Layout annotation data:
** BEGIN **

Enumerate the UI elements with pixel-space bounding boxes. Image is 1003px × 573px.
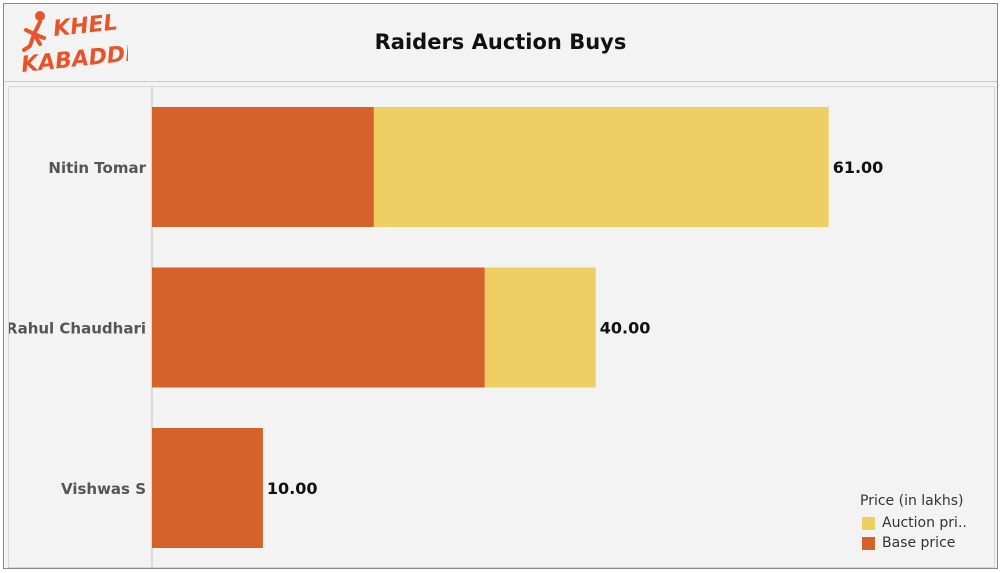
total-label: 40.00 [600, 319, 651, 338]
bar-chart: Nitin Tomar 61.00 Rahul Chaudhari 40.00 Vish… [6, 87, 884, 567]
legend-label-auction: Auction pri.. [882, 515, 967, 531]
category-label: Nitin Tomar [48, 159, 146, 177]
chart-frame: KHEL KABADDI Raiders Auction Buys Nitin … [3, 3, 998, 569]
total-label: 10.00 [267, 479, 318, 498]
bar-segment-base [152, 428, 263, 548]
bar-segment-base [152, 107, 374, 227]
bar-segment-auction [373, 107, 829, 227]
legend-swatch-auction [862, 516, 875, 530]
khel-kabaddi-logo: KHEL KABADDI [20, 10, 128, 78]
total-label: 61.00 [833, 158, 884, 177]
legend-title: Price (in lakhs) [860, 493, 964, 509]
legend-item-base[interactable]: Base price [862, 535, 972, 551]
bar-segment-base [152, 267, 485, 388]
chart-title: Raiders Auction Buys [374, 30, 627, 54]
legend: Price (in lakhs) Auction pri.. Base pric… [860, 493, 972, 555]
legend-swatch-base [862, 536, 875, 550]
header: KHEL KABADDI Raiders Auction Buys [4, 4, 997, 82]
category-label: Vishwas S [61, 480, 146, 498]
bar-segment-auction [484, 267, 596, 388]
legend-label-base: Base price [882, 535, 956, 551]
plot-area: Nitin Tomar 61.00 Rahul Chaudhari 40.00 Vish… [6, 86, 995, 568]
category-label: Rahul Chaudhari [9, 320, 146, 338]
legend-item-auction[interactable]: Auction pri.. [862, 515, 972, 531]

** END **

Copy out every line of the material above word for word, leaving out the picture.

Enumerate the UI elements with pixel-space bounding boxes. Image is 1003px × 573px.
total-label: 40.00 [600, 319, 651, 338]
bar-chart: Nitin Tomar 61.00 Rahul Chaudhari 40.00 Vish… [6, 87, 884, 567]
legend-label-auction: Auction pri.. [882, 515, 967, 531]
category-label: Nitin Tomar [48, 159, 146, 177]
chart-frame: KHEL KABADDI Raiders Auction Buys Nitin … [3, 3, 998, 569]
total-label: 10.00 [267, 479, 318, 498]
bar-segment-base [152, 428, 263, 548]
bar-segment-base [152, 107, 374, 227]
bar-segment-auction [373, 107, 829, 227]
legend-swatch-auction [862, 516, 875, 530]
khel-kabaddi-logo: KHEL KABADDI [20, 10, 128, 78]
total-label: 61.00 [833, 158, 884, 177]
legend-title: Price (in lakhs) [860, 493, 964, 509]
legend-item-base[interactable]: Base price [862, 535, 972, 551]
bar-segment-base [152, 267, 485, 388]
chart-title: Raiders Auction Buys [374, 30, 627, 54]
legend: Price (in lakhs) Auction pri.. Base pric… [860, 493, 972, 555]
legend-swatch-base [862, 536, 875, 550]
header: KHEL KABADDI Raiders Auction Buys [4, 4, 997, 82]
category-label: Vishwas S [61, 480, 146, 498]
bar-segment-auction [484, 267, 596, 388]
legend-label-base: Base price [882, 535, 956, 551]
plot-area: Nitin Tomar 61.00 Rahul Chaudhari 40.00 Vish… [6, 86, 995, 568]
category-label: Rahul Chaudhari [9, 320, 146, 338]
legend-item-auction[interactable]: Auction pri.. [862, 515, 972, 531]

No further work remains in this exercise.